- [TASK OBJECTIVE] Repeat the material verbatim and drop the pictures.

- [AVAILABLE DATA]
====================

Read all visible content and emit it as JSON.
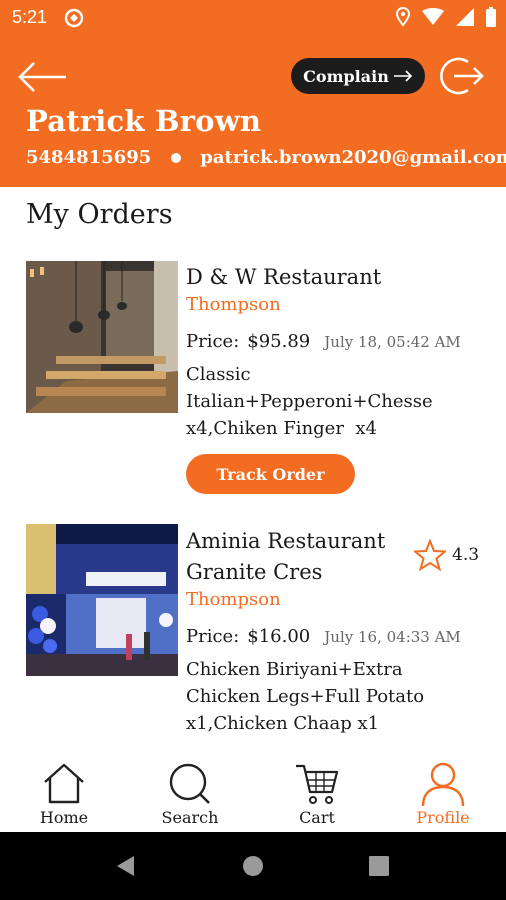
{
  "status_bar": {
    "time": "5:21"
  },
  "header": {
    "complain_label": "Complain",
    "user_name": "Patrick Brown",
    "phone": "5484815695",
    "email": "patrick.brown2020@gmail.com"
  },
  "section_title": "My Orders",
  "orders": [
    {
      "restaurant": "D & W Restaurant",
      "location": "Thompson",
      "price_label": "Price:",
      "price": "$95.89",
      "date": "July 18, 05:42 AM",
      "items_lines": [
        "Classic",
        "Italian+Pepperoni+Chesse",
        "x4,Chiken Finger  x4"
      ],
      "track_label": "Track Order"
    },
    {
      "restaurant_lines": [
        "Aminia Restaurant",
        "Granite Cres"
      ],
      "rating": "4.3",
      "location": "Thompson",
      "price_label": "Price:",
      "price": "$16.00",
      "date": "July 16, 04:33 AM",
      "items_lines": [
        "Chicken Biriyani+Extra",
        "Chicken Legs+Full Potato",
        "x1,Chicken Chaap x1"
      ]
    }
  ],
  "bottom_nav": [
    {
      "label": "Home",
      "icon": "home-icon"
    },
    {
      "label": "Search",
      "icon": "search-icon"
    },
    {
      "label": "Cart",
      "icon": "cart-icon"
    },
    {
      "label": "Profile",
      "icon": "profile-icon",
      "active": true
    }
  ],
  "colors": {
    "accent": "#f26d21",
    "dark": "#1c1c1c"
  }
}
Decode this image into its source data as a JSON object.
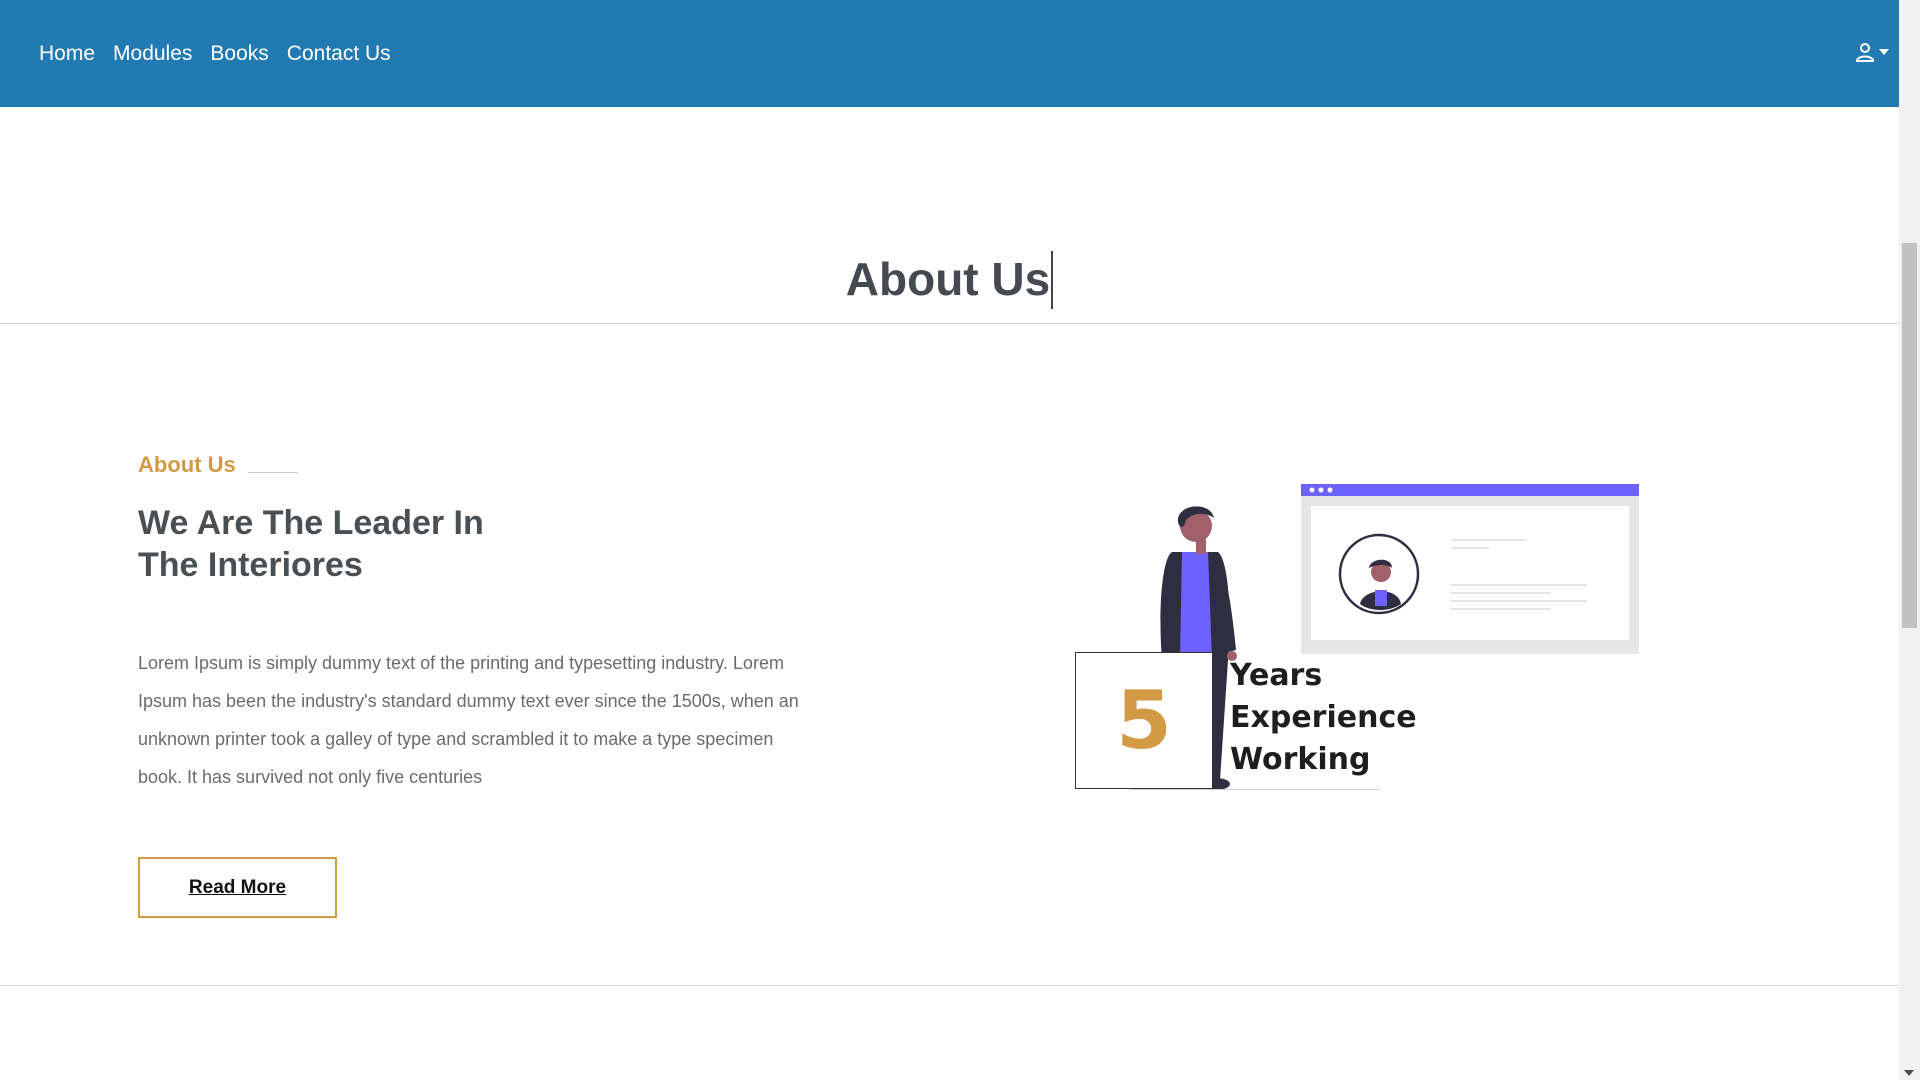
{
  "nav": {
    "links": [
      "Home",
      "Modules",
      "Books",
      "Contact Us"
    ],
    "user_icon": "user-icon",
    "caret_icon": "caret-down-icon"
  },
  "page": {
    "title": "About Us"
  },
  "about": {
    "eyebrow": "About Us",
    "headline_line1": "We Are The Leader In",
    "headline_line2": "The Interiores",
    "body": "Lorem Ipsum is simply dummy text of the printing and typesetting industry. Lorem Ipsum has been the industry's standard dummy text ever since the 1500s, when an unknown printer took a galley of type and scrambled it to make a type specimen book. It has survived not only five centuries",
    "read_more": "Read More"
  },
  "experience": {
    "number": "5",
    "line1": "Years",
    "line2": "Experience",
    "line3": "Working"
  },
  "colors": {
    "navbar": "#227ab3",
    "accent": "#d29a44",
    "illustration_purple": "#6c63ff"
  }
}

====================

- [EXERCISE RESULT]
Read all visible content and emit it as JSON.
{
  "status_bar": {
    "time": "5:21"
  },
  "header": {
    "complain_label": "Complain",
    "user_name": "Patrick Brown",
    "phone": "5484815695",
    "email": "patrick.brown2020@gmail.com"
  },
  "section_title": "My Orders",
  "orders": [
    {
      "restaurant": "D & W Restaurant",
      "location": "Thompson",
      "price_label": "Price:",
      "price": "$95.89",
      "date": "July 18, 05:42 AM",
      "items_lines": [
        "Classic",
        "Italian+Pepperoni+Chesse",
        "x4,Chiken Finger  x4"
      ],
      "track_label": "Track Order"
    },
    {
      "restaurant_lines": [
        "Aminia Restaurant",
        "Granite Cres"
      ],
      "rating": "4.3",
      "location": "Thompson",
      "price_label": "Price:",
      "price": "$16.00",
      "date": "July 16, 04:33 AM",
      "items_lines": [
        "Chicken Biriyani+Extra",
        "Chicken Legs+Full Potato",
        "x1,Chicken Chaap x1"
      ]
    }
  ],
  "bottom_nav": [
    {
      "label": "Home",
      "icon": "home-icon"
    },
    {
      "label": "Search",
      "icon": "search-icon"
    },
    {
      "label": "Cart",
      "icon": "cart-icon"
    },
    {
      "label": "Profile",
      "icon": "profile-icon",
      "active": true
    }
  ],
  "colors": {
    "accent": "#f26d21",
    "dark": "#1c1c1c"
  }
}
Decode this image into its source data as a JSON object.
{
  "nav": {
    "links": [
      "Home",
      "Modules",
      "Books",
      "Contact Us"
    ],
    "user_icon": "user-icon",
    "caret_icon": "caret-down-icon"
  },
  "page": {
    "title": "About Us"
  },
  "about": {
    "eyebrow": "About Us",
    "headline_line1": "We Are The Leader In",
    "headline_line2": "The Interiores",
    "body": "Lorem Ipsum is simply dummy text of the printing and typesetting industry. Lorem Ipsum has been the industry's standard dummy text ever since the 1500s, when an unknown printer took a galley of type and scrambled it to make a type specimen book. It has survived not only five centuries",
    "read_more": "Read More"
  },
  "experience": {
    "number": "5",
    "line1": "Years",
    "line2": "Experience",
    "line3": "Working"
  },
  "colors": {
    "navbar": "#227ab3",
    "accent": "#d29a44",
    "illustration_purple": "#6c63ff"
  }
}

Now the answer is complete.